TASK DESCRIPTION:
Please copy out, word for word, everything in the Humanesis description from "To materially ground" down to "compose human–technological coupling.".

TEXT SHOWN:
In this Book


Humanesis critically examines central strains of posthumanism, searching out biases in the ways that human–technology coupling is explained. Specifically, it interrogates three approaches taken by posthumanist discourse: scientific, humanist, and organismic. David Cecchetto’s investigations reveal how each perspective continues to hold on to elements of the humanist tradition that it is ostensibly mobilized against. His study frontally desublimates the previously unseen presumptions that underlie each of the three thought lines and offers incisive appraisals of the work of three prominent thinkers: Ollivier Dyens, Katherine Hayles, and Mark Hansen.

To materially ground the problematic of posthumanism, Humanesis interweaves its theoretical chapters with discussions of artworks. These highlight the topos of sound, demonstrating how aurality might produce new insights in a field that has been dominated by visualization. Cecchetto, a media artist, scrutinizes his own collaborative artistic practice in which he elucidates the variegated causal chains that compose human–technological coupling.

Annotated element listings

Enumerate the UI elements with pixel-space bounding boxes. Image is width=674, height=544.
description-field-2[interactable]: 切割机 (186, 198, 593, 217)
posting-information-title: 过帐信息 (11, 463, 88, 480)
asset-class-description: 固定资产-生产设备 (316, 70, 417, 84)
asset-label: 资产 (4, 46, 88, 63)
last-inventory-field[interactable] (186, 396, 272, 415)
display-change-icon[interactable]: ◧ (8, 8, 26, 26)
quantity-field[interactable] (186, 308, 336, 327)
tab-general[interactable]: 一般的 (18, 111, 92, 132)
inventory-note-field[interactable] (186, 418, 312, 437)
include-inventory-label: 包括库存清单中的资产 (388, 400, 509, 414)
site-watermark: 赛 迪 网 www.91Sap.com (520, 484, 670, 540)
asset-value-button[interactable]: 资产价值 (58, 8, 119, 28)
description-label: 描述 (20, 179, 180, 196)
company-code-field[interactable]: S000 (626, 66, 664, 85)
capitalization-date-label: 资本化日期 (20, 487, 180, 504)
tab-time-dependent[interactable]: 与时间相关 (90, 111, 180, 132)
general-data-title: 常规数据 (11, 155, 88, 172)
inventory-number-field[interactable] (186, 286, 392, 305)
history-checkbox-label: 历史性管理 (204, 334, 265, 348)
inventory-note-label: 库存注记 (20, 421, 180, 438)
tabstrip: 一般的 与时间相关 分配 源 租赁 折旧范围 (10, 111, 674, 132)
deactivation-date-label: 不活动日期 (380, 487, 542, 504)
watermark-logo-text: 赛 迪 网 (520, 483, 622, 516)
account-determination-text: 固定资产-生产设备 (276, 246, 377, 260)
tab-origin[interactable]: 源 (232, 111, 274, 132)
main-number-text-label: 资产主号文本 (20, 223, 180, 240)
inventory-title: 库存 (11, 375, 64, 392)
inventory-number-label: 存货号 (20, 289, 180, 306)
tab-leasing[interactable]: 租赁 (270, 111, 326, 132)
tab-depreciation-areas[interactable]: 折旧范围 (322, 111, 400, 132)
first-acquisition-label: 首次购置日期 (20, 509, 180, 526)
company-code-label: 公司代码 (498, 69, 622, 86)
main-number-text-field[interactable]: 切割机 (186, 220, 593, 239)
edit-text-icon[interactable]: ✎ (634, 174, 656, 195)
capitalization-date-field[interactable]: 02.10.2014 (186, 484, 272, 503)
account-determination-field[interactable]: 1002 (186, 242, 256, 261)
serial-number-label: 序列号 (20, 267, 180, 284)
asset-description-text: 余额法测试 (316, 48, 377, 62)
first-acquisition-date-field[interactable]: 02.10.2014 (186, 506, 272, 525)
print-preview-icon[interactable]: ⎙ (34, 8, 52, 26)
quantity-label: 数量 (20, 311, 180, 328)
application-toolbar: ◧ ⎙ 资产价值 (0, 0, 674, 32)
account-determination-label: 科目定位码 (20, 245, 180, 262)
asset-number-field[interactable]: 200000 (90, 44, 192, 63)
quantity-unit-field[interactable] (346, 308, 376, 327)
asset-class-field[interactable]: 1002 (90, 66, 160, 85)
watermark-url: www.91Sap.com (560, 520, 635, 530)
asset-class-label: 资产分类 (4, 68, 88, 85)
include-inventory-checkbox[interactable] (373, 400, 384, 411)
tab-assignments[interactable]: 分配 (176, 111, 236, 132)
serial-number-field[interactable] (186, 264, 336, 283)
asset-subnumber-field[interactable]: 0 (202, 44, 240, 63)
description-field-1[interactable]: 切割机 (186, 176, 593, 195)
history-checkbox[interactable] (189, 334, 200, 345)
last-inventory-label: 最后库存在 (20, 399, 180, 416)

RESPONSE:
To materially ground the problematic of posthumanism, Humanesis interweaves its theoretical chapters with discussions of artworks. These highlight the topos of sound, demonstrating how aurality might produce new insights in a field that has been dominated by visualization. Cecchetto, a media artist, scrutinizes his own collaborative artistic practice in which he elucidates the variegated causal chains that compose human–technological coupling.